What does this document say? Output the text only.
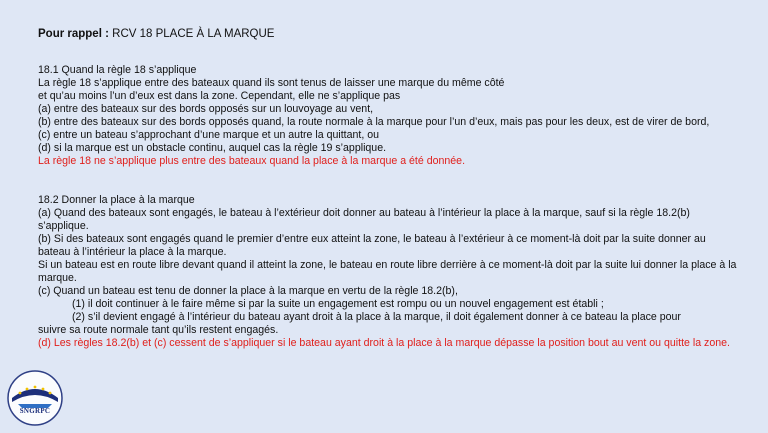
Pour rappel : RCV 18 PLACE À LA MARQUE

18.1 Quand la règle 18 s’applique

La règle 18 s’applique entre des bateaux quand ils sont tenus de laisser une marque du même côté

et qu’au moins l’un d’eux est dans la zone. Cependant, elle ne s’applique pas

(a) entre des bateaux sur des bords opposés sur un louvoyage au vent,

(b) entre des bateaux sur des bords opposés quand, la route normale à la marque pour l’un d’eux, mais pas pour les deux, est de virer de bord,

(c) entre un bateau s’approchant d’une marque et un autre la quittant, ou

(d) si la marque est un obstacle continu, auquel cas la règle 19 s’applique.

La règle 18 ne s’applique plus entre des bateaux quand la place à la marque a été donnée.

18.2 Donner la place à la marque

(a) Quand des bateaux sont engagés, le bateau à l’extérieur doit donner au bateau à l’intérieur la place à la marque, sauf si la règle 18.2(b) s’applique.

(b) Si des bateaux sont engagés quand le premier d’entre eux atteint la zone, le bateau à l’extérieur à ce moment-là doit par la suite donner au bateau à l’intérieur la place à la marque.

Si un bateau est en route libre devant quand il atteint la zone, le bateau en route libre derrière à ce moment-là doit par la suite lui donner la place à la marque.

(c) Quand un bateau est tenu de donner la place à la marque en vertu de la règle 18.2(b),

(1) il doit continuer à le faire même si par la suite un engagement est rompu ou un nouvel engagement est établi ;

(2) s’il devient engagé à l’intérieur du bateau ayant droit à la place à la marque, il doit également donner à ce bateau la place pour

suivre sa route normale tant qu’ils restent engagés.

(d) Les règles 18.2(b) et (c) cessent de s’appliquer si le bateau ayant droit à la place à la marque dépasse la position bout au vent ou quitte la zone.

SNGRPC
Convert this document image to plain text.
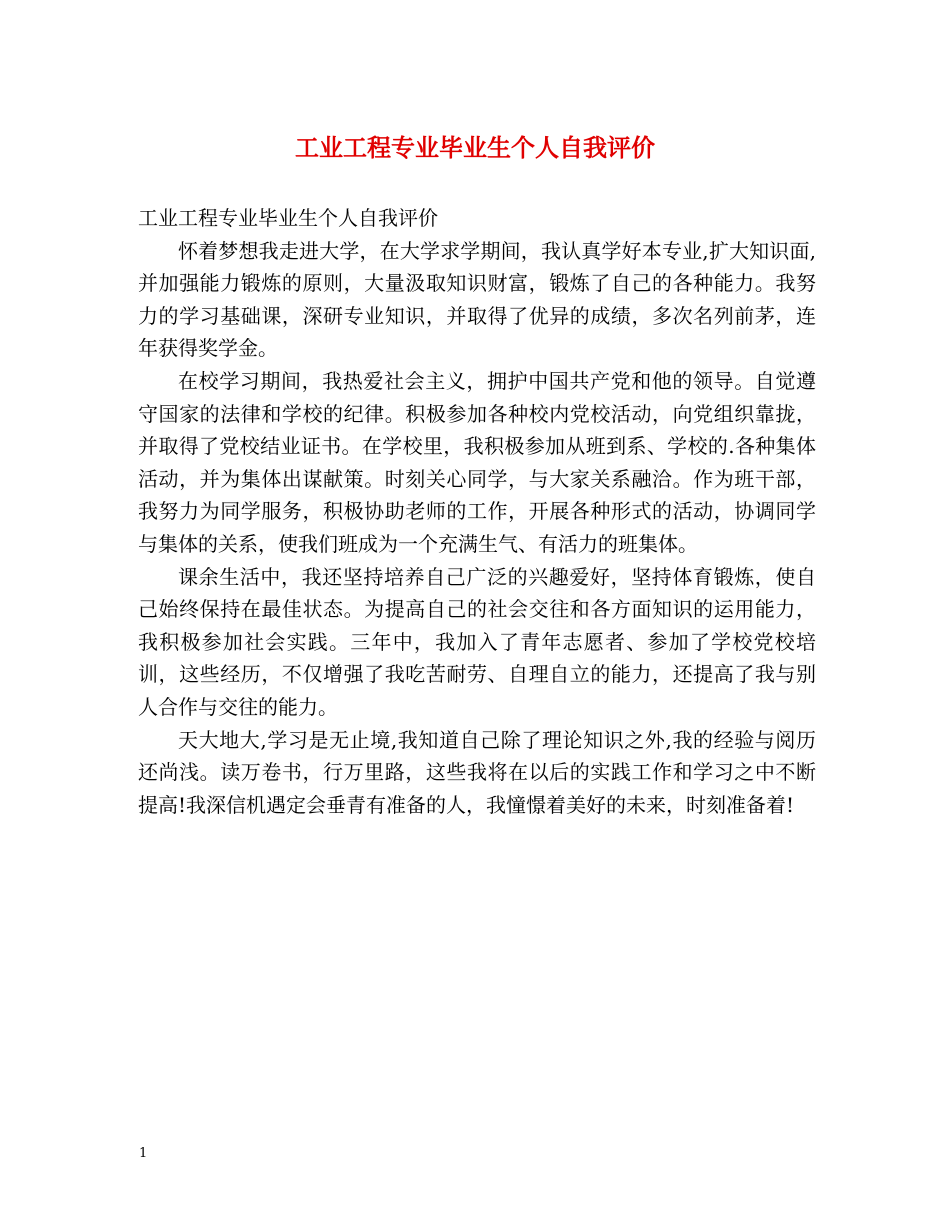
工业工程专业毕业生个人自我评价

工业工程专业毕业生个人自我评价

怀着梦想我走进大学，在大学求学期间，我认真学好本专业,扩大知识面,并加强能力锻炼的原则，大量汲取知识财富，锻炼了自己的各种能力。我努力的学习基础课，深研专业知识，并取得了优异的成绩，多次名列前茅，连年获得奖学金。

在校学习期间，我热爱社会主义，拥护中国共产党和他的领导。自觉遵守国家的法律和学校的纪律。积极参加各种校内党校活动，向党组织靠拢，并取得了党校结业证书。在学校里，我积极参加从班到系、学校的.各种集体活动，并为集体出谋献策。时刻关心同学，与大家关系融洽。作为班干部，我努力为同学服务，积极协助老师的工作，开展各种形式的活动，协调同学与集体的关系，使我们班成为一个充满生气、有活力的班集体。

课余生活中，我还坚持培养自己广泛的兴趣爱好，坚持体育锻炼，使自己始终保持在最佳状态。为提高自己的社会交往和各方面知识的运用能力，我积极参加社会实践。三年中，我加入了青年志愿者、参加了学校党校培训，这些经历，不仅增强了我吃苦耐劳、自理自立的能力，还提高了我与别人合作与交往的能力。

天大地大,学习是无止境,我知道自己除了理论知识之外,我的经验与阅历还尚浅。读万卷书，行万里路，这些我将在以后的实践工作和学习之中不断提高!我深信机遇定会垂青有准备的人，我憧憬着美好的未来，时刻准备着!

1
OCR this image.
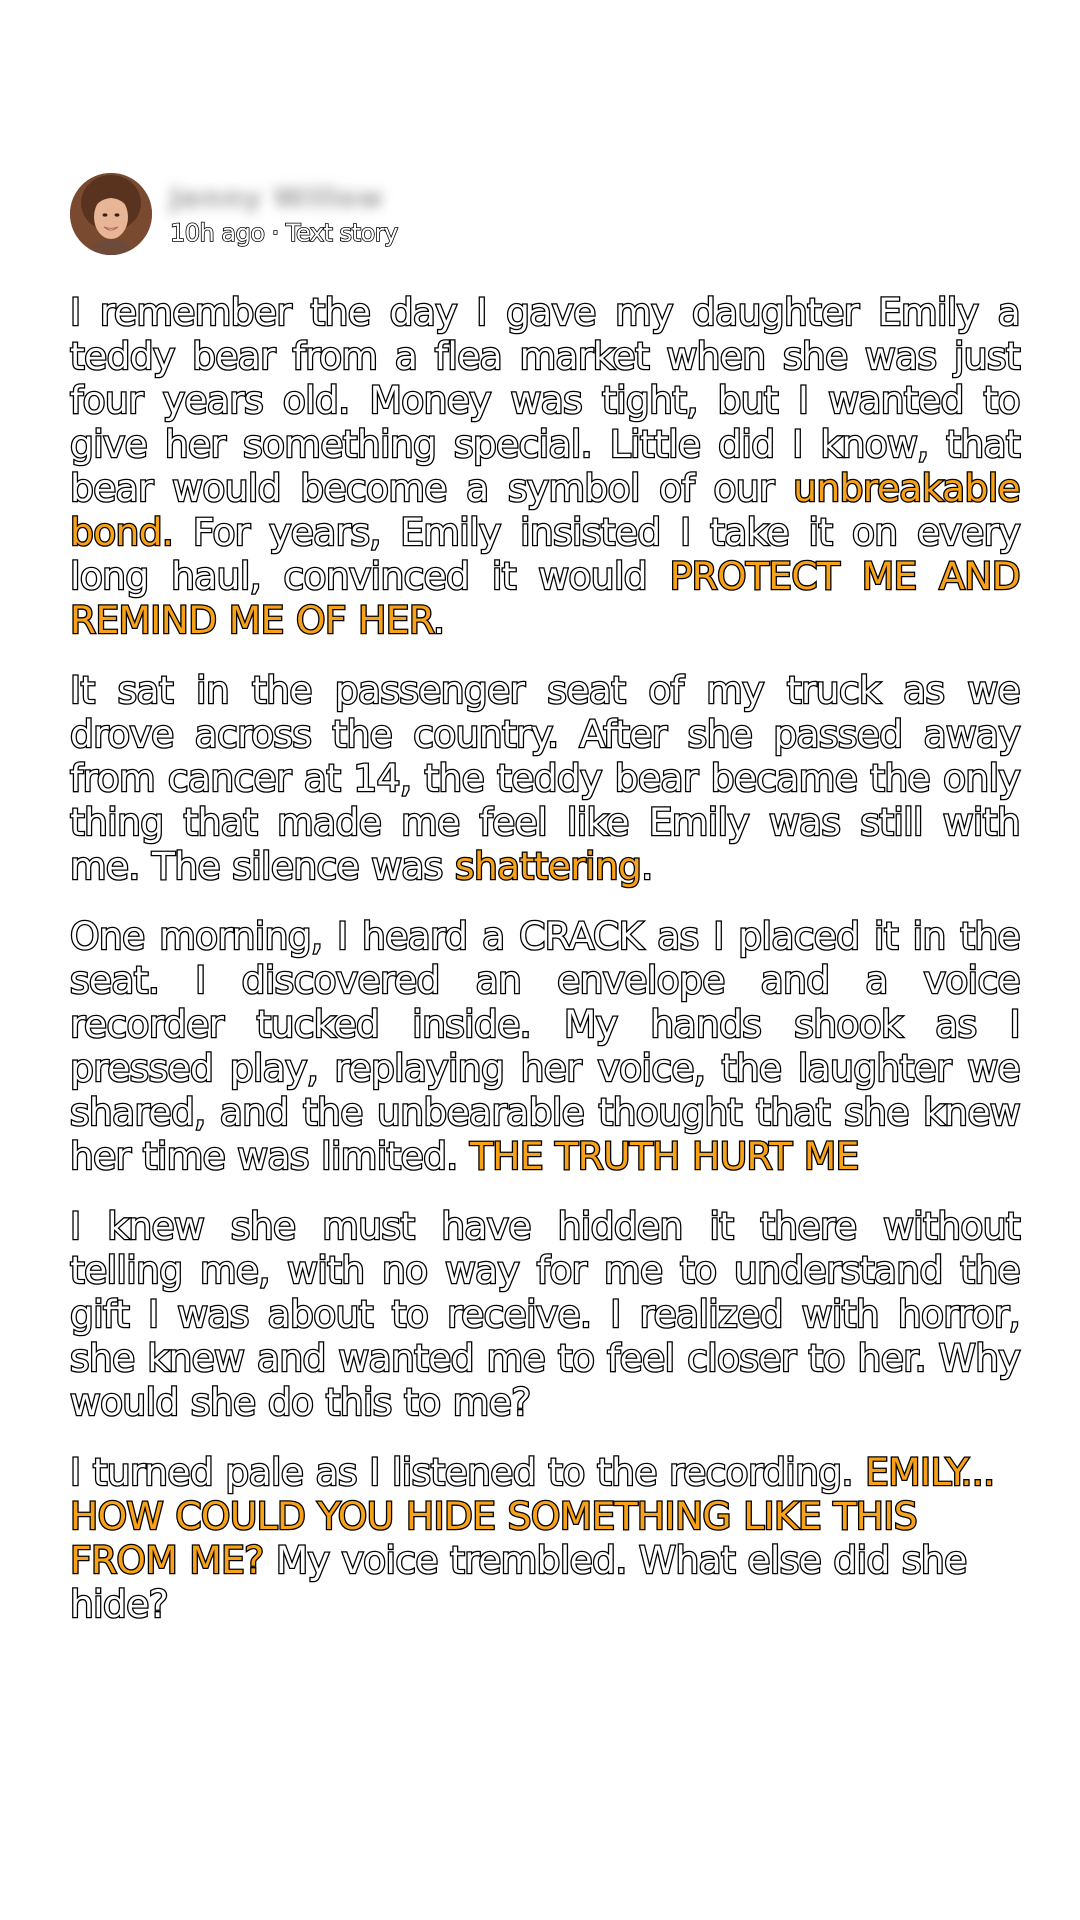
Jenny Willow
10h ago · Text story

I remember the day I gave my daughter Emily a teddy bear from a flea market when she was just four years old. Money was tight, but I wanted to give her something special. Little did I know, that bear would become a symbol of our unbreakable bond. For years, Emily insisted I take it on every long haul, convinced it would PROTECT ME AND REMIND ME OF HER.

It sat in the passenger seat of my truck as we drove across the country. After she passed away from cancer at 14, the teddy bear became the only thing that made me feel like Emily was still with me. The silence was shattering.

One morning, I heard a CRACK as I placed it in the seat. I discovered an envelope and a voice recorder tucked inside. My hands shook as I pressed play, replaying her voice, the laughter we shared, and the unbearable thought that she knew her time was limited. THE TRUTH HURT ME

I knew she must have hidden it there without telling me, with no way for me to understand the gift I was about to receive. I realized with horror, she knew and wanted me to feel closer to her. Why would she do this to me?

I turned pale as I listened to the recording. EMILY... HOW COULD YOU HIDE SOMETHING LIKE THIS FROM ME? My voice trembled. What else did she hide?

····················

_DESCRIPTION OF THE TASK:_ Extract all lines containing the word "droit".

_EXPECTED OUTPUT:_
(2) s’il devient engagé à l’intérieur du bateau ayant droit à la place à la marque, il doit également donner à ce bateau la place pour
(d) Les règles 18.2(b) et (c) cessent de s’appliquer si le bateau ayant droit à la place à la marque dépasse la position bout au vent ou quitte la zone.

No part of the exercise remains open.